== Source extract ==

Adolf Hitler had a warning for Donald Trump on the eve of his launching airstrikes against Iran.
A warning Trump should have heeded—but didn’t.
It all started on June 22, 1941.
On that date, Hitler ordered his powerful Wehrmacht o invade the Soviet Union.
Less than two years earlier, on August 23, 1939, he had signed a “non-aggression” pact with his longtime arch-enemy, Joseph Stalin, dictator of the Soviet Union.
Since then, his army had conquered Poland, Norway, Denmark, Holland, Belgium and France.
Adolf Hitler with his generals
Now, he believed, it was time to “settle accounts” with the Soviet Union.
Only there could Germany obtain the “living space” it “needed” for its expanding population.
So at 3 a.m. on June 22, 1941, Hitler once again launched an invasion.
At first, Hitler felt giddy with excitement.
Turning to Alfred Jodl, his chief of operations for the Wehrmacht, he said: “We have only to kick in the door and the whole rotten structure will come crashing down.”

German soldiers marching through Russia
But soon afterward—almost as if he had just looked into the future and seen that he had none—he told an aide: “At the beginning of each campaign, one pushes a door into a dark, unseen room. One can never know what is hiding inside.”
That certainly proved true for Hitler.
Within four years, he was dead and the Red Army occupied Berlin.
And now the law of unintended consequences may be coming true for President Donald Trump and the United States.

===
== Available data ==

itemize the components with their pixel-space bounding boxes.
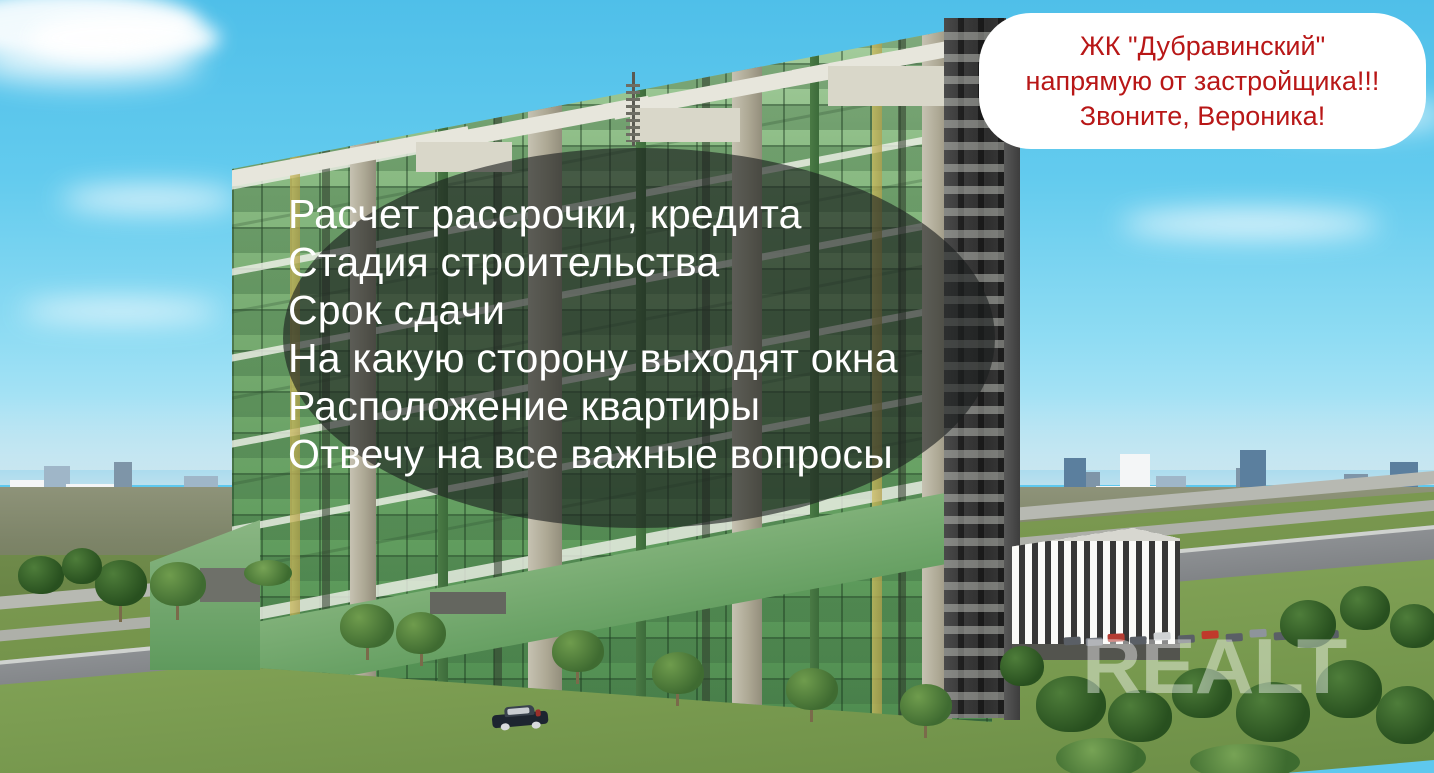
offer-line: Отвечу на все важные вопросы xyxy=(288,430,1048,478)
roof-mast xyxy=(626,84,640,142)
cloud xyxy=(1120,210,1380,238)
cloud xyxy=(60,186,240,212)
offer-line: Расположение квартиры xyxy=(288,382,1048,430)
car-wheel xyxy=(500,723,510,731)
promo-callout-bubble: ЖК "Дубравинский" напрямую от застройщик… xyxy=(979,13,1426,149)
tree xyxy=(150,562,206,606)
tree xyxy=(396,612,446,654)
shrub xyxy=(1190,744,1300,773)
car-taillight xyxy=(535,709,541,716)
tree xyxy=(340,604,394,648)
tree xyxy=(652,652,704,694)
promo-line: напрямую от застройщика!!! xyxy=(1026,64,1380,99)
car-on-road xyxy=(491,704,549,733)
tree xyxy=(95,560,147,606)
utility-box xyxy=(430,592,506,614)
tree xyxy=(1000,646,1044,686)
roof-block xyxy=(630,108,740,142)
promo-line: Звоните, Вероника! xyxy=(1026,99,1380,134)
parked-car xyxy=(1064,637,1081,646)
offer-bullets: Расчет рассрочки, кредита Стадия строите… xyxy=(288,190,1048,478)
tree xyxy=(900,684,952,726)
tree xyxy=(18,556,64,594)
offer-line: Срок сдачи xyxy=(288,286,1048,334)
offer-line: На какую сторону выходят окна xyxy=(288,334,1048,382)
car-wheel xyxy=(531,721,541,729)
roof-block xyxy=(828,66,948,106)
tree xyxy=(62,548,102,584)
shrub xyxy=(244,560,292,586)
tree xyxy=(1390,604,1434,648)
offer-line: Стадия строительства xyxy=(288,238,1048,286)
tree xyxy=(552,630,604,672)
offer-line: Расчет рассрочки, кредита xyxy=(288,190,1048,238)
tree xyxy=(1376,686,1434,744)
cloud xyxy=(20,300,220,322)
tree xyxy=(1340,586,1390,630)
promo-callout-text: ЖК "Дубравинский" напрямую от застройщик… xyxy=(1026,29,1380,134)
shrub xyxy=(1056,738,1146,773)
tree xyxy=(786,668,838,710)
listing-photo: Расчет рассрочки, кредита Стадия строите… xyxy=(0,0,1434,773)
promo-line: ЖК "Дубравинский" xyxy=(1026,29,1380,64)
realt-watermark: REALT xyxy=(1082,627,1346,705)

===
== Available data ==

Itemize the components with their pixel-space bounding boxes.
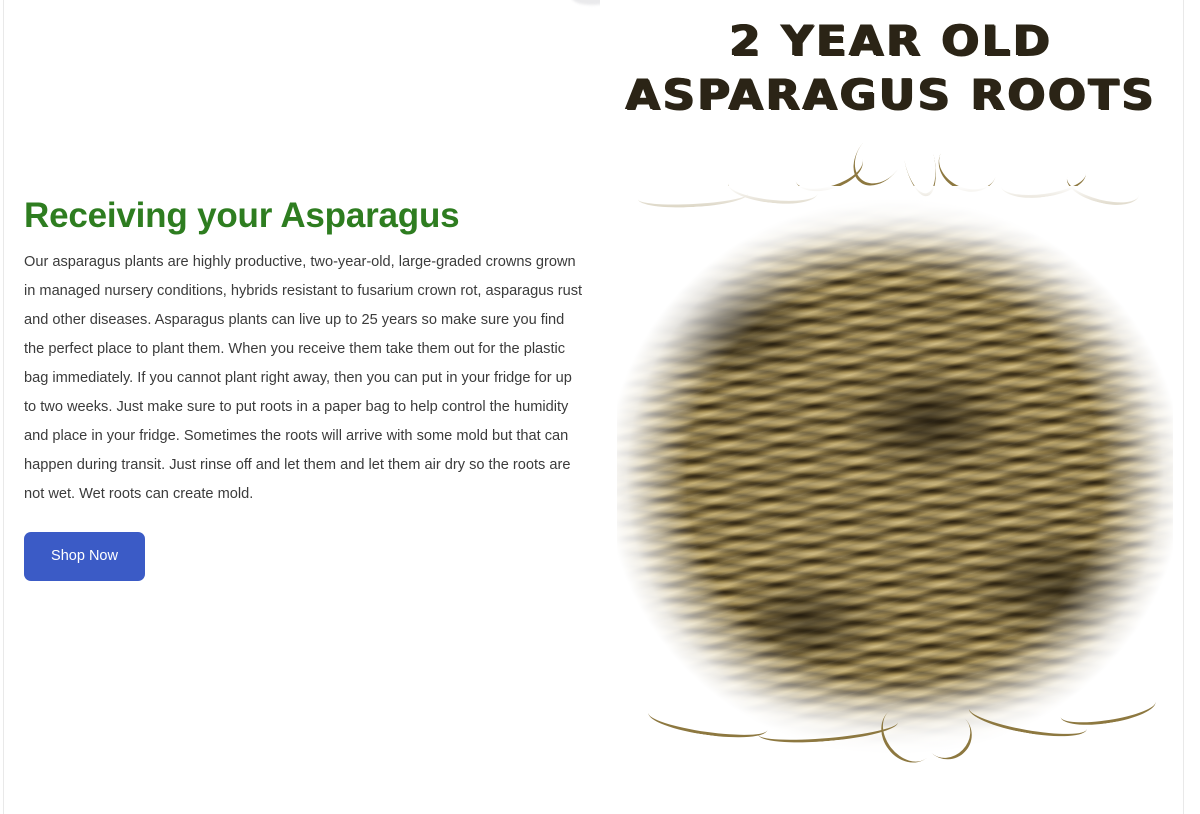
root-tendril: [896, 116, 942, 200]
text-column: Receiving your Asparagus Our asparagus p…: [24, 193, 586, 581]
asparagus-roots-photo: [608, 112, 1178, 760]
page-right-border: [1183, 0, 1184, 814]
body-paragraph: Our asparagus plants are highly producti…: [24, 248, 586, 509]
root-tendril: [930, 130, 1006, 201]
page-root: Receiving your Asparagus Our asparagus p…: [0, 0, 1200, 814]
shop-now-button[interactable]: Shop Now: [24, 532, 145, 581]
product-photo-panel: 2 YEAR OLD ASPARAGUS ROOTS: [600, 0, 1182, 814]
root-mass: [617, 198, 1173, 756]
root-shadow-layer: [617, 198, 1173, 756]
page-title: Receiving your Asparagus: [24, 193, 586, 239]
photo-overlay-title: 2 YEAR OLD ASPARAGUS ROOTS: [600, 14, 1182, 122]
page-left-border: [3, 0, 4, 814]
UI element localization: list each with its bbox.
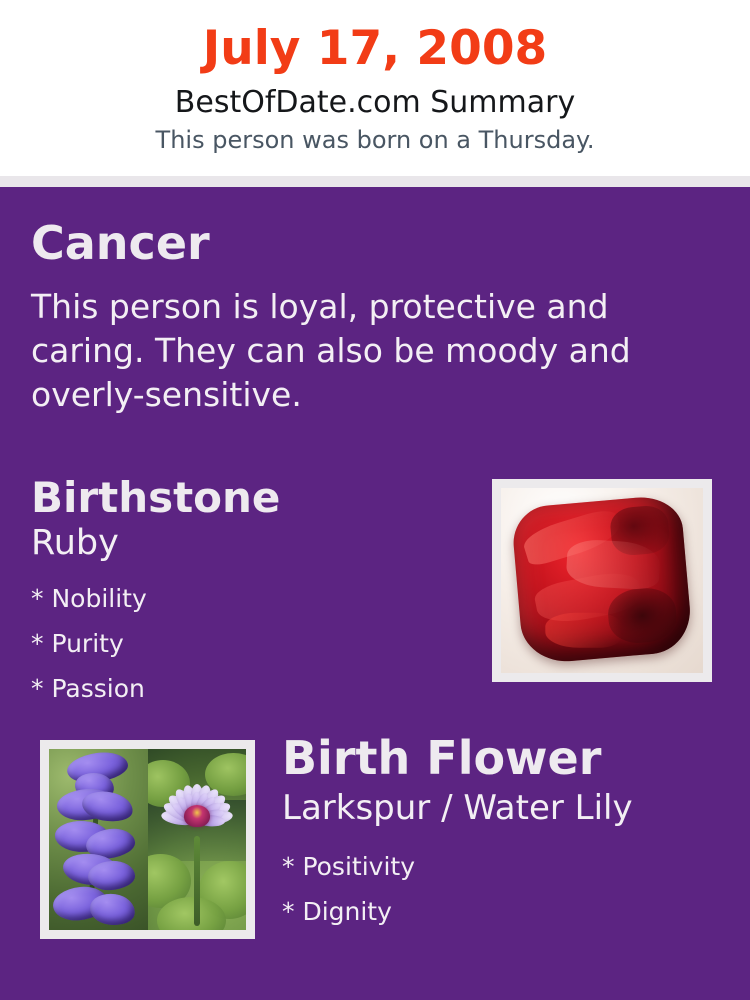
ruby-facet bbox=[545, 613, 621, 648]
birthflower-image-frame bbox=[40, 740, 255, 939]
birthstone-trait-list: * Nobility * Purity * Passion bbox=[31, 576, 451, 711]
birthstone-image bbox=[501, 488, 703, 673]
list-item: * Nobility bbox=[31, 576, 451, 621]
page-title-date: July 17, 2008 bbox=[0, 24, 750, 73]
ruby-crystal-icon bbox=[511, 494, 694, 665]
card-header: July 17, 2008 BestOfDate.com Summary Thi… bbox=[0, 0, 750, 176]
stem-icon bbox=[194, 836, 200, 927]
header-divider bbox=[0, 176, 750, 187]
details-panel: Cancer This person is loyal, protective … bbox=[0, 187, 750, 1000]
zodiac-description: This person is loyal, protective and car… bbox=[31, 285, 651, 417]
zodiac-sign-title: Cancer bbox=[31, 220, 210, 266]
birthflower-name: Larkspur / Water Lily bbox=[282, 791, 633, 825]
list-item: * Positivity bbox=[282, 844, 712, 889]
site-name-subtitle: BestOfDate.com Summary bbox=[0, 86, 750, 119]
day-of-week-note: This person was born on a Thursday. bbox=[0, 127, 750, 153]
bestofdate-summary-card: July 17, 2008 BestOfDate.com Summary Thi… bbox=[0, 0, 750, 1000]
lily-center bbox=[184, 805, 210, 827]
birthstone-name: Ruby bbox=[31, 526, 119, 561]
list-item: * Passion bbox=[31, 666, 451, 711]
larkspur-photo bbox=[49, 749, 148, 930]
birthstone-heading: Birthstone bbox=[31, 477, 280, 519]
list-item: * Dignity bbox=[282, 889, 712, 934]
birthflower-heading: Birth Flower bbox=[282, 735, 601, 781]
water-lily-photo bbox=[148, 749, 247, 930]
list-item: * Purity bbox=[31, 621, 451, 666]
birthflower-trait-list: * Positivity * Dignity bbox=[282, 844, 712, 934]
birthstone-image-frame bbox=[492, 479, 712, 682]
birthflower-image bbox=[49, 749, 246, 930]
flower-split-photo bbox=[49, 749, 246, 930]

===

Given exercise 1
Answer these questions from the passage on Hitler's invasion of the Soviet Union, using a separate line for each answer:
(a) On what date did Hitler sign the non-aggression pact with Stalin?
(b) At what hour on June 22, 1941, did Hitler launch the invasion?
(c) What post did Alfred Jodl hold?
Given exercise 2
Quote the part of the listing that opens with the line containing "ruby-facet bbox=[545, 613, 621, 648]" and closes with the line containing "card-header: July 17, 2008", including both of those lines.
The passage and the listing are unrelated to each other.

Finished answer 1
(a) August 23, 1939
(b) 3 a.m.
(c) Chief of operations for the Wehrmacht

Finished answer 2
ruby-facet bbox=[545, 613, 621, 648]
birthflower-image-frame bbox=[40, 740, 255, 939]
birthstone-trait-list: * Nobility * Purity * Passion bbox=[31, 576, 451, 711]
birthstone-image bbox=[501, 488, 703, 673]
list-item: * Nobility bbox=[31, 576, 451, 621]
page-title-date: July 17, 2008 bbox=[0, 24, 750, 73]
ruby-crystal-icon bbox=[511, 494, 694, 665]
card-header: July 17, 2008 BestOfDate.com Summary Thi… bbox=[0, 0, 750, 176]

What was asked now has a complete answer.